[START]

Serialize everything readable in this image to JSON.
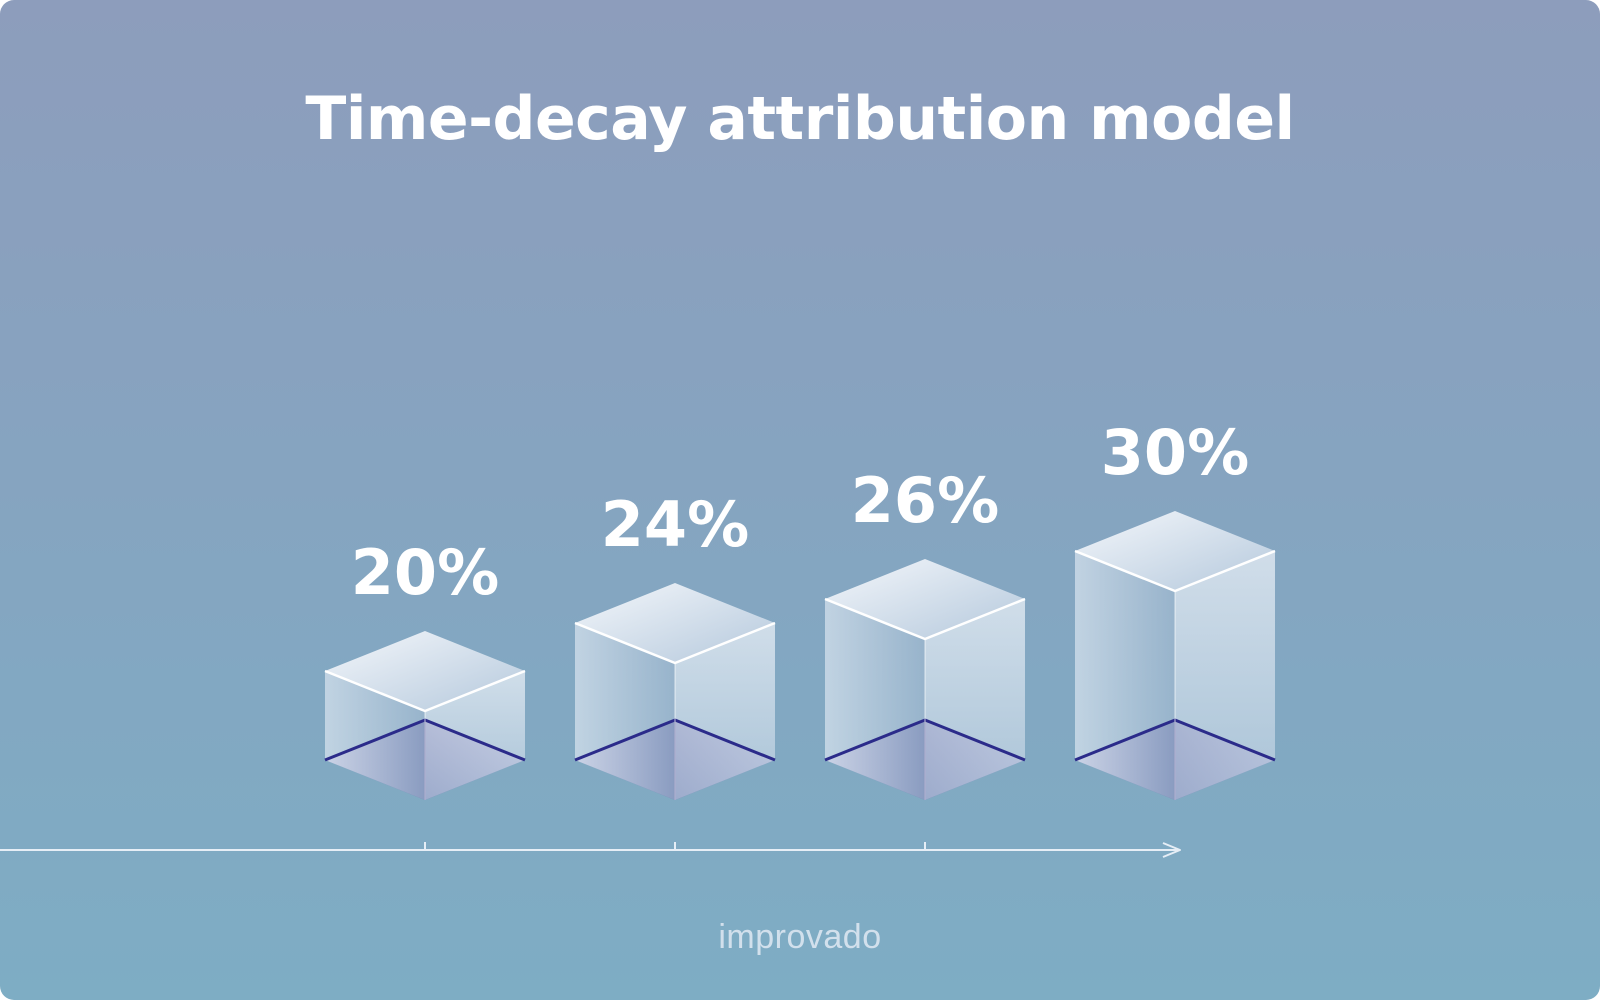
{
  "title": "Time-decay attribution model",
  "brand": "improvado",
  "colors": {
    "background_top": "#8d9dbc",
    "background_bottom": "#7eadc4",
    "bar_glass": "#dfe8f2",
    "bar_base": "#5a5a9e",
    "bar_base_edge": "#2b2b8a",
    "axis": "#e6eef6",
    "text": "#ffffff"
  },
  "chart_data": {
    "type": "bar",
    "style": "3d-isometric",
    "title": "Time-decay attribution model",
    "xlabel": "",
    "ylabel": "",
    "grid": false,
    "values": [
      20,
      24,
      26,
      30
    ],
    "labels": [
      "20%",
      "24%",
      "26%",
      "30%"
    ],
    "unit": "%",
    "x_axis_arrow": true,
    "x_axis_ticks": 3
  }
}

[END]

- _WORK INSTRUCTIONS_
Every record gets retyped exactly; no picture goes into the copy.

- _THE RESPONSE_
Serialize everything readable in this image to JSON.
{
  "title": "Time-decay attribution model",
  "brand": "improvado",
  "colors": {
    "background_top": "#8d9dbc",
    "background_bottom": "#7eadc4",
    "bar_glass": "#dfe8f2",
    "bar_base": "#5a5a9e",
    "bar_base_edge": "#2b2b8a",
    "axis": "#e6eef6",
    "text": "#ffffff"
  },
  "chart_data": {
    "type": "bar",
    "style": "3d-isometric",
    "title": "Time-decay attribution model",
    "xlabel": "",
    "ylabel": "",
    "grid": false,
    "values": [
      20,
      24,
      26,
      30
    ],
    "labels": [
      "20%",
      "24%",
      "26%",
      "30%"
    ],
    "unit": "%",
    "x_axis_arrow": true,
    "x_axis_ticks": 3
  }
}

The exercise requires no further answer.